**** Records for processing ****

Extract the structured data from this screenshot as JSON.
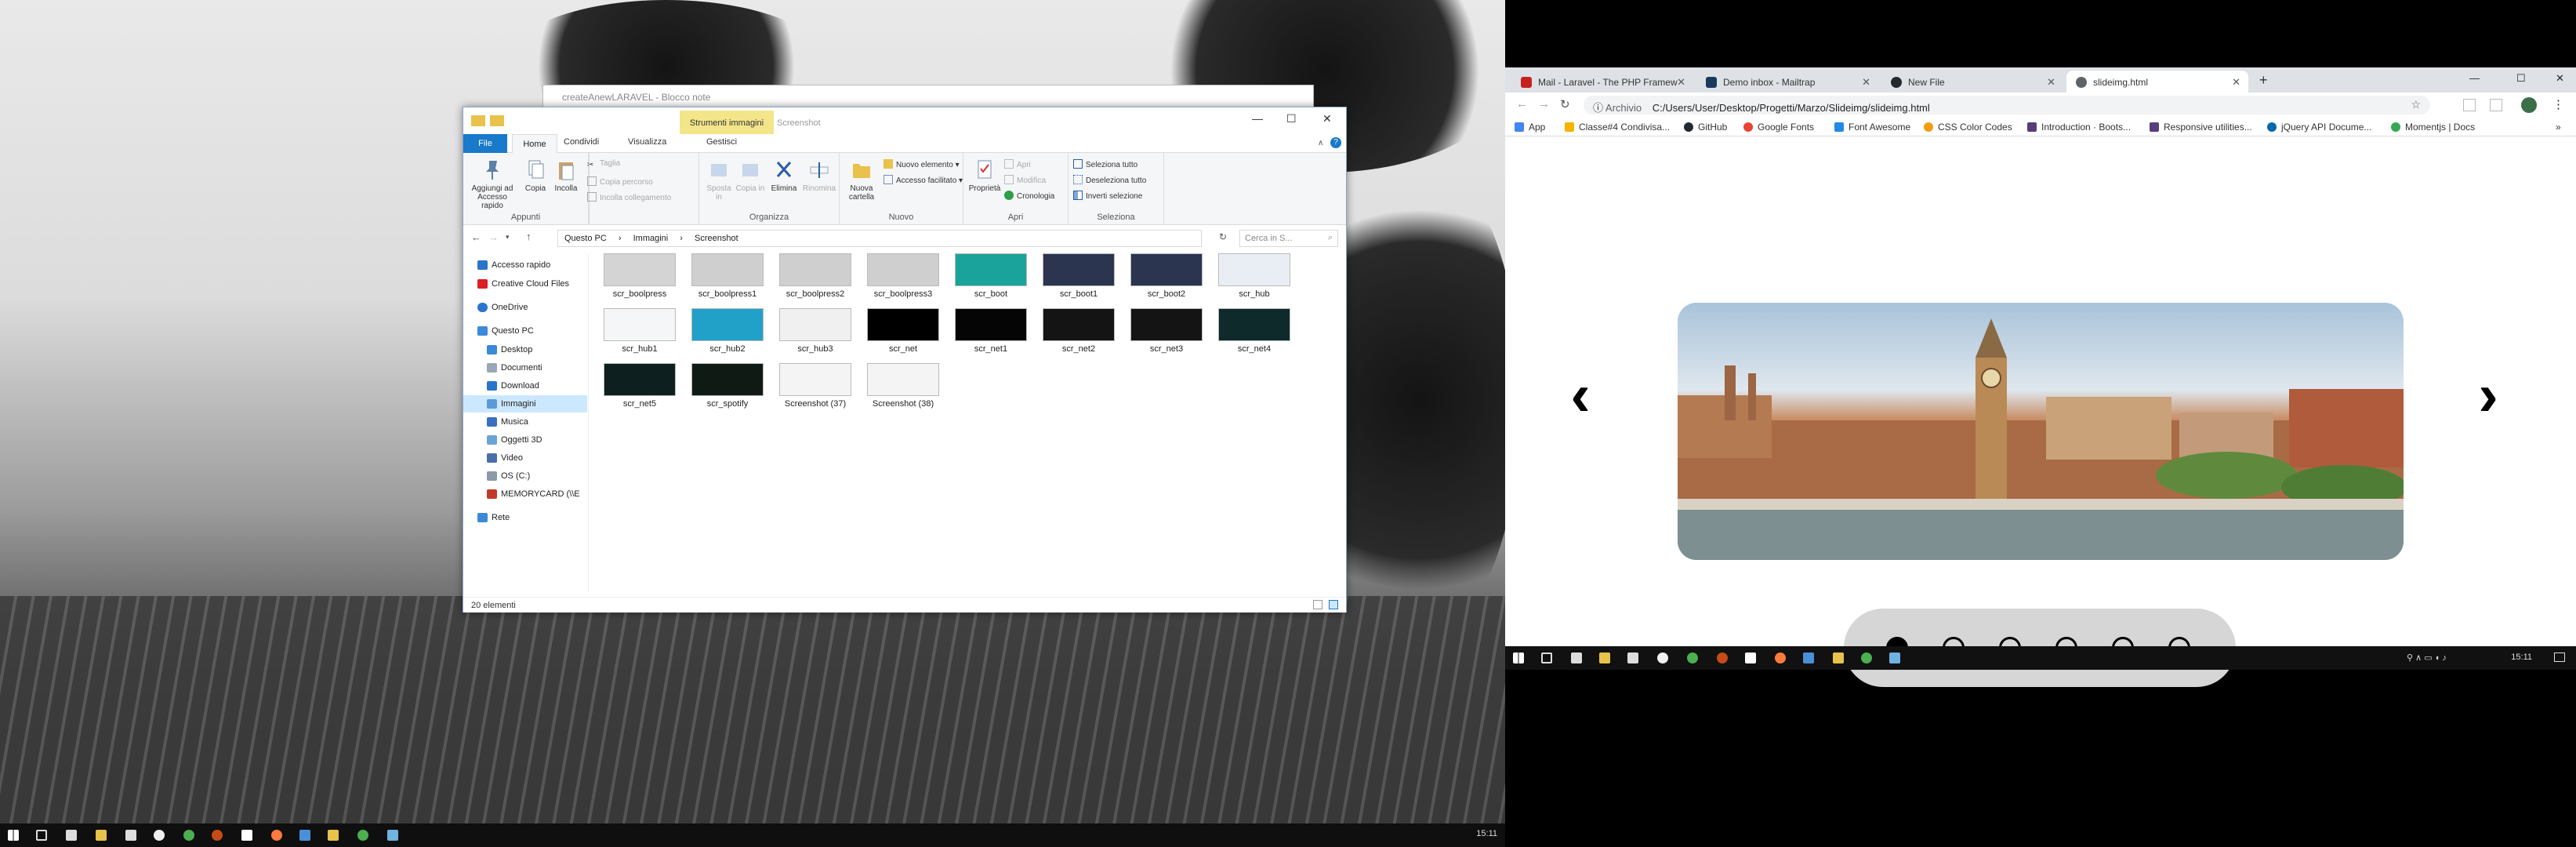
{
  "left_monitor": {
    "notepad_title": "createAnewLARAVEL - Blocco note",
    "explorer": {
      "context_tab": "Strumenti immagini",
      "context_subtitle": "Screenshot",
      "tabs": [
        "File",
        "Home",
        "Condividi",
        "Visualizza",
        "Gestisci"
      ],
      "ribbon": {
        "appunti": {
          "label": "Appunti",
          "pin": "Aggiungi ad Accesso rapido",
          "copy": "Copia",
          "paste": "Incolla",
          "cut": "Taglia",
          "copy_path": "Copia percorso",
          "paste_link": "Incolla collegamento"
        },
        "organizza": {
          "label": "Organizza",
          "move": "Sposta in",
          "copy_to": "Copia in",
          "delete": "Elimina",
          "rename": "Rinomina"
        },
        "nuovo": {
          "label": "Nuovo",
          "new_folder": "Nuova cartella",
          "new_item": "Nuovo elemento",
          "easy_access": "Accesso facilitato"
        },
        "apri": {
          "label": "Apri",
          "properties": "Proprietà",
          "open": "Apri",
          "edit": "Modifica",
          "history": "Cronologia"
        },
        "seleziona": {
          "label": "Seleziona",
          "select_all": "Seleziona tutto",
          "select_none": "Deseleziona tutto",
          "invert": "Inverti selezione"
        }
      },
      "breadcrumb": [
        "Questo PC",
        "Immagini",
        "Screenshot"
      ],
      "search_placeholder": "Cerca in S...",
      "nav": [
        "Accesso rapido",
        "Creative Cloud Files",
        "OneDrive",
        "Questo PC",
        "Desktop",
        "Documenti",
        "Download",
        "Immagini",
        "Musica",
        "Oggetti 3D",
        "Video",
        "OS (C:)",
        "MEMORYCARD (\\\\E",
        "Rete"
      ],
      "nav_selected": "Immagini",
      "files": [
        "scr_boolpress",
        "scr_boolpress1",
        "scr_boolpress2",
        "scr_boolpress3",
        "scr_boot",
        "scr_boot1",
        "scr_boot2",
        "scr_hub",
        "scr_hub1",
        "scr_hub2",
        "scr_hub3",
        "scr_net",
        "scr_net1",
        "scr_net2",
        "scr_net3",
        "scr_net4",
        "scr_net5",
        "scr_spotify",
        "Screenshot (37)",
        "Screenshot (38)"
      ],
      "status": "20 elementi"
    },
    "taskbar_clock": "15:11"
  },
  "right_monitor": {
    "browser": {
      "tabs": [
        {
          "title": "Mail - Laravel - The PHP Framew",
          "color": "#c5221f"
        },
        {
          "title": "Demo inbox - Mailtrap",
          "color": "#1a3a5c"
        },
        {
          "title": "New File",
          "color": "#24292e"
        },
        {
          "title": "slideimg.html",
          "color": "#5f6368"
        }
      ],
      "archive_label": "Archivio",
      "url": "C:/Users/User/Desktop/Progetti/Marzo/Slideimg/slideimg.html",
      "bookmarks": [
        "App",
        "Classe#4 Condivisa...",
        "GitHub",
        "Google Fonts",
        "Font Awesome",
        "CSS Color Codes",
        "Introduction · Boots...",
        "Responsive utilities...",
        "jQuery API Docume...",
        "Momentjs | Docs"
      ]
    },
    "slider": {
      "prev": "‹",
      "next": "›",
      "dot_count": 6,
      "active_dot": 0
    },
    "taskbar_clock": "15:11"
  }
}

****

- **What to work on**
Strip out the pictures and quote the remaining data word for word.

- **Reply**
Extract the structured data from this screenshot as JSON.
{
  "left_monitor": {
    "notepad_title": "createAnewLARAVEL - Blocco note",
    "explorer": {
      "context_tab": "Strumenti immagini",
      "context_subtitle": "Screenshot",
      "tabs": [
        "File",
        "Home",
        "Condividi",
        "Visualizza",
        "Gestisci"
      ],
      "ribbon": {
        "appunti": {
          "label": "Appunti",
          "pin": "Aggiungi ad Accesso rapido",
          "copy": "Copia",
          "paste": "Incolla",
          "cut": "Taglia",
          "copy_path": "Copia percorso",
          "paste_link": "Incolla collegamento"
        },
        "organizza": {
          "label": "Organizza",
          "move": "Sposta in",
          "copy_to": "Copia in",
          "delete": "Elimina",
          "rename": "Rinomina"
        },
        "nuovo": {
          "label": "Nuovo",
          "new_folder": "Nuova cartella",
          "new_item": "Nuovo elemento",
          "easy_access": "Accesso facilitato"
        },
        "apri": {
          "label": "Apri",
          "properties": "Proprietà",
          "open": "Apri",
          "edit": "Modifica",
          "history": "Cronologia"
        },
        "seleziona": {
          "label": "Seleziona",
          "select_all": "Seleziona tutto",
          "select_none": "Deseleziona tutto",
          "invert": "Inverti selezione"
        }
      },
      "breadcrumb": [
        "Questo PC",
        "Immagini",
        "Screenshot"
      ],
      "search_placeholder": "Cerca in S...",
      "nav": [
        "Accesso rapido",
        "Creative Cloud Files",
        "OneDrive",
        "Questo PC",
        "Desktop",
        "Documenti",
        "Download",
        "Immagini",
        "Musica",
        "Oggetti 3D",
        "Video",
        "OS (C:)",
        "MEMORYCARD (\\\\E",
        "Rete"
      ],
      "nav_selected": "Immagini",
      "files": [
        "scr_boolpress",
        "scr_boolpress1",
        "scr_boolpress2",
        "scr_boolpress3",
        "scr_boot",
        "scr_boot1",
        "scr_boot2",
        "scr_hub",
        "scr_hub1",
        "scr_hub2",
        "scr_hub3",
        "scr_net",
        "scr_net1",
        "scr_net2",
        "scr_net3",
        "scr_net4",
        "scr_net5",
        "scr_spotify",
        "Screenshot (37)",
        "Screenshot (38)"
      ],
      "status": "20 elementi"
    },
    "taskbar_clock": "15:11"
  },
  "right_monitor": {
    "browser": {
      "tabs": [
        {
          "title": "Mail - Laravel - The PHP Framew",
          "color": "#c5221f"
        },
        {
          "title": "Demo inbox - Mailtrap",
          "color": "#1a3a5c"
        },
        {
          "title": "New File",
          "color": "#24292e"
        },
        {
          "title": "slideimg.html",
          "color": "#5f6368"
        }
      ],
      "archive_label": "Archivio",
      "url": "C:/Users/User/Desktop/Progetti/Marzo/Slideimg/slideimg.html",
      "bookmarks": [
        "App",
        "Classe#4 Condivisa...",
        "GitHub",
        "Google Fonts",
        "Font Awesome",
        "CSS Color Codes",
        "Introduction · Boots...",
        "Responsive utilities...",
        "jQuery API Docume...",
        "Momentjs | Docs"
      ]
    },
    "slider": {
      "prev": "‹",
      "next": "›",
      "dot_count": 6,
      "active_dot": 0
    },
    "taskbar_clock": "15:11"
  }
}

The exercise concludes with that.